JOB:
Each entry below is to be given again word for word, with no pictures.

RECORDS TO USE:

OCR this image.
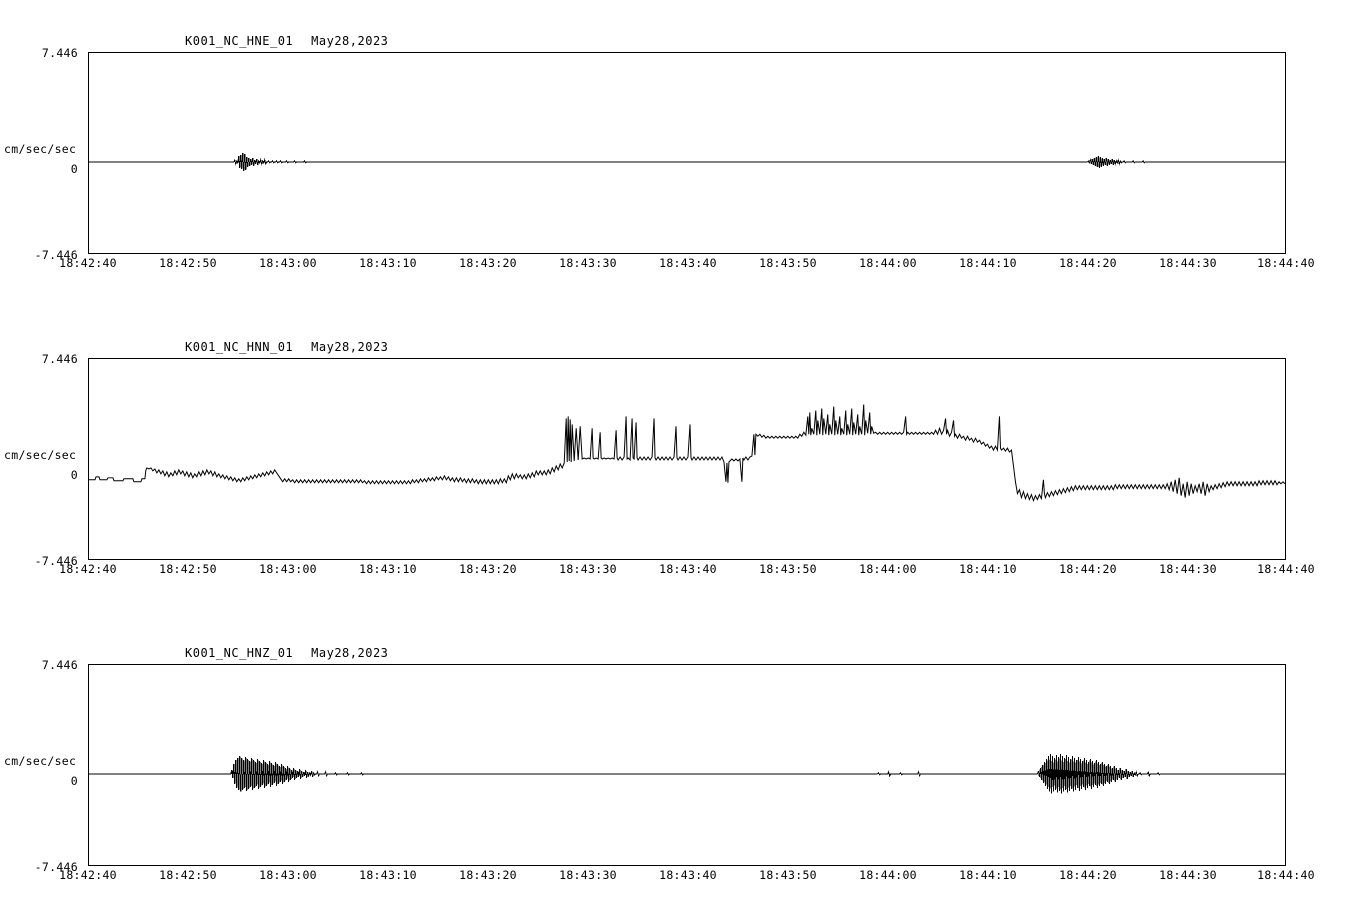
K001_NC_HNE_01 May28,2023
cm/sec/sec
7.446
0
-7.446
18:42:40	18:42:50	18:43:00	18:43:10	18:43:20	18:43:30	18:43:40	18:43:50	18:44:00	18:44:10	18:44:20	18:44:30	18:44:40
K001_NC_HNN_01 May28,2023
cm/sec/sec
7.446
0
-7.446
18:42:40	18:42:50	18:43:00	18:43:10	18:43:20	18:43:30	18:43:40	18:43:50	18:44:00	18:44:10	18:44:20	18:44:30	18:44:40
K001_NC_HNZ_01 May28,2023
cm/sec/sec
7.446
0
-7.446
18:42:40	18:42:50	18:43:00	18:43:10	18:43:20	18:43:30	18:43:40	18:43:50	18:44:00	18:44:10	18:44:20	18:44:30	18:44:40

WRITTEN SOLUTION:
OCR this image.
K001_NC_HNE_01 May28,2023
cm/sec/sec
7.446
0
-7.446
18:42:40	18:42:50	18:43:00	18:43:10	18:43:20	18:43:30	18:43:40	18:43:50	18:44:00	18:44:10	18:44:20	18:44:30	18:44:40
K001_NC_HNN_01 May28,2023
cm/sec/sec
7.446
0
-7.446
18:42:40	18:42:50	18:43:00	18:43:10	18:43:20	18:43:30	18:43:40	18:43:50	18:44:00	18:44:10	18:44:20	18:44:30	18:44:40
K001_NC_HNZ_01 May28,2023
cm/sec/sec
7.446
0
-7.446
18:42:40	18:42:50	18:43:00	18:43:10	18:43:20	18:43:30	18:43:40	18:43:50	18:44:00	18:44:10	18:44:20	18:44:30	18:44:40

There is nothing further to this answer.